■ **STATED GOAL**:
Here are some entries; quote each one exactly.

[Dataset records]
## START
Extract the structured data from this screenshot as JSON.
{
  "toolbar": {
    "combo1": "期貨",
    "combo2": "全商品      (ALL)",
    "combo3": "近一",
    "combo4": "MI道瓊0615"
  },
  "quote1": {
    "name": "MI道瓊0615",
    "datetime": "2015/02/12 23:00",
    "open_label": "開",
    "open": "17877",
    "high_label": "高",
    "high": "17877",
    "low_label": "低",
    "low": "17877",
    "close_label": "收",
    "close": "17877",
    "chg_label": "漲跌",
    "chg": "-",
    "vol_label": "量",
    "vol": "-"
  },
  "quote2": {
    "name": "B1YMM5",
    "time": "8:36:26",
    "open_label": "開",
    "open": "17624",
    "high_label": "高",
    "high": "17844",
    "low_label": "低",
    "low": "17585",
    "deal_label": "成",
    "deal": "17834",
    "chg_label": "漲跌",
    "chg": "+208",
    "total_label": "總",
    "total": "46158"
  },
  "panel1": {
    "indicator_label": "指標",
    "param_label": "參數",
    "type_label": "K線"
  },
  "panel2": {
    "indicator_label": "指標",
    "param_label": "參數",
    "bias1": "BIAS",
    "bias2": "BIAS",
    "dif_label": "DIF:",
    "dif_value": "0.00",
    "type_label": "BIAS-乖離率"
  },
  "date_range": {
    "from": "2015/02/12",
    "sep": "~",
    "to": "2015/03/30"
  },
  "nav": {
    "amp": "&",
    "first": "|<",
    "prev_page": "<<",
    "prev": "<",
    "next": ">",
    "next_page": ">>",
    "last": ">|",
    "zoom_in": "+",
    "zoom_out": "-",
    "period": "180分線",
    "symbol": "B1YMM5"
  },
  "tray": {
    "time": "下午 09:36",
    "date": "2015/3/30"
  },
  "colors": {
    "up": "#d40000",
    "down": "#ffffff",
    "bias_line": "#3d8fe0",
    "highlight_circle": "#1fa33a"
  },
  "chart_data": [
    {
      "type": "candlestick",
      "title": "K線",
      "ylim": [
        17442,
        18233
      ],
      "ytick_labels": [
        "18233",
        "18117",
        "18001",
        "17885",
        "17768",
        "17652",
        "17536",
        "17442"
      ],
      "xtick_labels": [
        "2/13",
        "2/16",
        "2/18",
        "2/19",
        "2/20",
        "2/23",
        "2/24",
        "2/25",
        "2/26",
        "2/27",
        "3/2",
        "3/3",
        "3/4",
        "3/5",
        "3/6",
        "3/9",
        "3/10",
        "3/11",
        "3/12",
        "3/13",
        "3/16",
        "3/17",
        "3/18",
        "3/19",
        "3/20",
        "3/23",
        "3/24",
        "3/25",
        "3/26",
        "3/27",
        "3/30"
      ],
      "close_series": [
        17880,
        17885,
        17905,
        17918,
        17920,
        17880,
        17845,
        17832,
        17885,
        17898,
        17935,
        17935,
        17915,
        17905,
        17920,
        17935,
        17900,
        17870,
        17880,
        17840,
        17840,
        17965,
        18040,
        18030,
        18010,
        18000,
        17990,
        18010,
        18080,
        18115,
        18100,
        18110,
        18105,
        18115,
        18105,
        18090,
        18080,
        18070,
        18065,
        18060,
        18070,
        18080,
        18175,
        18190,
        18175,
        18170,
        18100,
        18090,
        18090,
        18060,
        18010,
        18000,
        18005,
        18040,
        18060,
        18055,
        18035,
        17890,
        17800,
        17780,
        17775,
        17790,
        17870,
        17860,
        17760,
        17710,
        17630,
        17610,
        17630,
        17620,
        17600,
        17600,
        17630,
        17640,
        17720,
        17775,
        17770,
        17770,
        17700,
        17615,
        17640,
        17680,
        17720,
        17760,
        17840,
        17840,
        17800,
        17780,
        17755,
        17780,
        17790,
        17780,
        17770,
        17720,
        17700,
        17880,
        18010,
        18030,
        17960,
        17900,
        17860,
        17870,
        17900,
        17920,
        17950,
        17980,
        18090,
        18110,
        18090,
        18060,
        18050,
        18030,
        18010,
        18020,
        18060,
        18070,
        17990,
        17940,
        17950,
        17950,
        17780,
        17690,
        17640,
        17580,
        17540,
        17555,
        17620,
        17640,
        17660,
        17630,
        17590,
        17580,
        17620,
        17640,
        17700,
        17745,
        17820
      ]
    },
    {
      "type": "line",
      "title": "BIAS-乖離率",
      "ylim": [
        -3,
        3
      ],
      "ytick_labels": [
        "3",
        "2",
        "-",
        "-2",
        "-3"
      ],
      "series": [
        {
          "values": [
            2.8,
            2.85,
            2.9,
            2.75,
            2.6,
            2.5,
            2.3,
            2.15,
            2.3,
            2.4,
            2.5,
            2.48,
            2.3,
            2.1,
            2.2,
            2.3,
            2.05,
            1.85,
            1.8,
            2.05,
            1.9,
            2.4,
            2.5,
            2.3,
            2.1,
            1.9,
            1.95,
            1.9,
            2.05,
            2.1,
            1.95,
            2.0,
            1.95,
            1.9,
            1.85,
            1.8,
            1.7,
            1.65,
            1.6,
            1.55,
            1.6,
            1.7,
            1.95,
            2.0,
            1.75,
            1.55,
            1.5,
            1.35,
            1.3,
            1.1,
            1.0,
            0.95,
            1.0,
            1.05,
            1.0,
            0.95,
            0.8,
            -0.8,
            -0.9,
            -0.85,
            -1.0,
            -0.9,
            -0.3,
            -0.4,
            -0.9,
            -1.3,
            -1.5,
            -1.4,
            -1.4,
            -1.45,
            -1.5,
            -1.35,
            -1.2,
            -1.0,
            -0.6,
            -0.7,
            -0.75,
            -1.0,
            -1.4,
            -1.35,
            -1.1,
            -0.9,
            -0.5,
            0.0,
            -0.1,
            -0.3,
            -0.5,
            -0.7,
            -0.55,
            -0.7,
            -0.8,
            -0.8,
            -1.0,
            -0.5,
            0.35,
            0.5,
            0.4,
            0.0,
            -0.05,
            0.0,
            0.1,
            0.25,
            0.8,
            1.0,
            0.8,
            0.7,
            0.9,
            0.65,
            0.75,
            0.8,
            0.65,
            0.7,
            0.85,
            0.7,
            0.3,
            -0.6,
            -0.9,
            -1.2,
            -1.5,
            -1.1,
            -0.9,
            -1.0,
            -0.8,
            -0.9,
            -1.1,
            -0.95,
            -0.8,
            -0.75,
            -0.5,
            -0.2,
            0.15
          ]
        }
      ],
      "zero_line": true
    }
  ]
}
## END
■ **WORKED SOLUTION**:
Extract the structured data from this screenshot as JSON.
{
  "toolbar": {
    "combo1": "期貨",
    "combo2": "全商品      (ALL)",
    "combo3": "近一",
    "combo4": "MI道瓊0615"
  },
  "quote1": {
    "name": "MI道瓊0615",
    "datetime": "2015/02/12 23:00",
    "open_label": "開",
    "open": "17877",
    "high_label": "高",
    "high": "17877",
    "low_label": "低",
    "low": "17877",
    "close_label": "收",
    "close": "17877",
    "chg_label": "漲跌",
    "chg": "-",
    "vol_label": "量",
    "vol": "-"
  },
  "quote2": {
    "name": "B1YMM5",
    "time": "8:36:26",
    "open_label": "開",
    "open": "17624",
    "high_label": "高",
    "high": "17844",
    "low_label": "低",
    "low": "17585",
    "deal_label": "成",
    "deal": "17834",
    "chg_label": "漲跌",
    "chg": "+208",
    "total_label": "總",
    "total": "46158"
  },
  "panel1": {
    "indicator_label": "指標",
    "param_label": "參數",
    "type_label": "K線"
  },
  "panel2": {
    "indicator_label": "指標",
    "param_label": "參數",
    "bias1": "BIAS",
    "bias2": "BIAS",
    "dif_label": "DIF:",
    "dif_value": "0.00",
    "type_label": "BIAS-乖離率"
  },
  "date_range": {
    "from": "2015/02/12",
    "sep": "~",
    "to": "2015/03/30"
  },
  "nav": {
    "amp": "&",
    "first": "|<",
    "prev_page": "<<",
    "prev": "<",
    "next": ">",
    "next_page": ">>",
    "last": ">|",
    "zoom_in": "+",
    "zoom_out": "-",
    "period": "180分線",
    "symbol": "B1YMM5"
  },
  "tray": {
    "time": "下午 09:36",
    "date": "2015/3/30"
  },
  "colors": {
    "up": "#d40000",
    "down": "#ffffff",
    "bias_line": "#3d8fe0",
    "highlight_circle": "#1fa33a"
  },
  "chart_data": [
    {
      "type": "candlestick",
      "title": "K線",
      "ylim": [
        17442,
        18233
      ],
      "ytick_labels": [
        "18233",
        "18117",
        "18001",
        "17885",
        "17768",
        "17652",
        "17536",
        "17442"
      ],
      "xtick_labels": [
        "2/13",
        "2/16",
        "2/18",
        "2/19",
        "2/20",
        "2/23",
        "2/24",
        "2/25",
        "2/26",
        "2/27",
        "3/2",
        "3/3",
        "3/4",
        "3/5",
        "3/6",
        "3/9",
        "3/10",
        "3/11",
        "3/12",
        "3/13",
        "3/16",
        "3/17",
        "3/18",
        "3/19",
        "3/20",
        "3/23",
        "3/24",
        "3/25",
        "3/26",
        "3/27",
        "3/30"
      ],
      "close_series": [
        17880,
        17885,
        17905,
        17918,
        17920,
        17880,
        17845,
        17832,
        17885,
        17898,
        17935,
        17935,
        17915,
        17905,
        17920,
        17935,
        17900,
        17870,
        17880,
        17840,
        17840,
        17965,
        18040,
        18030,
        18010,
        18000,
        17990,
        18010,
        18080,
        18115,
        18100,
        18110,
        18105,
        18115,
        18105,
        18090,
        18080,
        18070,
        18065,
        18060,
        18070,
        18080,
        18175,
        18190,
        18175,
        18170,
        18100,
        18090,
        18090,
        18060,
        18010,
        18000,
        18005,
        18040,
        18060,
        18055,
        18035,
        17890,
        17800,
        17780,
        17775,
        17790,
        17870,
        17860,
        17760,
        17710,
        17630,
        17610,
        17630,
        17620,
        17600,
        17600,
        17630,
        17640,
        17720,
        17775,
        17770,
        17770,
        17700,
        17615,
        17640,
        17680,
        17720,
        17760,
        17840,
        17840,
        17800,
        17780,
        17755,
        17780,
        17790,
        17780,
        17770,
        17720,
        17700,
        17880,
        18010,
        18030,
        17960,
        17900,
        17860,
        17870,
        17900,
        17920,
        17950,
        17980,
        18090,
        18110,
        18090,
        18060,
        18050,
        18030,
        18010,
        18020,
        18060,
        18070,
        17990,
        17940,
        17950,
        17950,
        17780,
        17690,
        17640,
        17580,
        17540,
        17555,
        17620,
        17640,
        17660,
        17630,
        17590,
        17580,
        17620,
        17640,
        17700,
        17745,
        17820
      ]
    },
    {
      "type": "line",
      "title": "BIAS-乖離率",
      "ylim": [
        -3,
        3
      ],
      "ytick_labels": [
        "3",
        "2",
        "-",
        "-2",
        "-3"
      ],
      "series": [
        {
          "values": [
            2.8,
            2.85,
            2.9,
            2.75,
            2.6,
            2.5,
            2.3,
            2.15,
            2.3,
            2.4,
            2.5,
            2.48,
            2.3,
            2.1,
            2.2,
            2.3,
            2.05,
            1.85,
            1.8,
            2.05,
            1.9,
            2.4,
            2.5,
            2.3,
            2.1,
            1.9,
            1.95,
            1.9,
            2.05,
            2.1,
            1.95,
            2.0,
            1.95,
            1.9,
            1.85,
            1.8,
            1.7,
            1.65,
            1.6,
            1.55,
            1.6,
            1.7,
            1.95,
            2.0,
            1.75,
            1.55,
            1.5,
            1.35,
            1.3,
            1.1,
            1.0,
            0.95,
            1.0,
            1.05,
            1.0,
            0.95,
            0.8,
            -0.8,
            -0.9,
            -0.85,
            -1.0,
            -0.9,
            -0.3,
            -0.4,
            -0.9,
            -1.3,
            -1.5,
            -1.4,
            -1.4,
            -1.45,
            -1.5,
            -1.35,
            -1.2,
            -1.0,
            -0.6,
            -0.7,
            -0.75,
            -1.0,
            -1.4,
            -1.35,
            -1.1,
            -0.9,
            -0.5,
            0.0,
            -0.1,
            -0.3,
            -0.5,
            -0.7,
            -0.55,
            -0.7,
            -0.8,
            -0.8,
            -1.0,
            -0.5,
            0.35,
            0.5,
            0.4,
            0.0,
            -0.05,
            0.0,
            0.1,
            0.25,
            0.8,
            1.0,
            0.8,
            0.7,
            0.9,
            0.65,
            0.75,
            0.8,
            0.65,
            0.7,
            0.85,
            0.7,
            0.3,
            -0.6,
            -0.9,
            -1.2,
            -1.5,
            -1.1,
            -0.9,
            -1.0,
            -0.8,
            -0.9,
            -1.1,
            -0.95,
            -0.8,
            -0.75,
            -0.5,
            -0.2,
            0.15
          ]
        }
      ],
      "zero_line": true
    }
  ]
}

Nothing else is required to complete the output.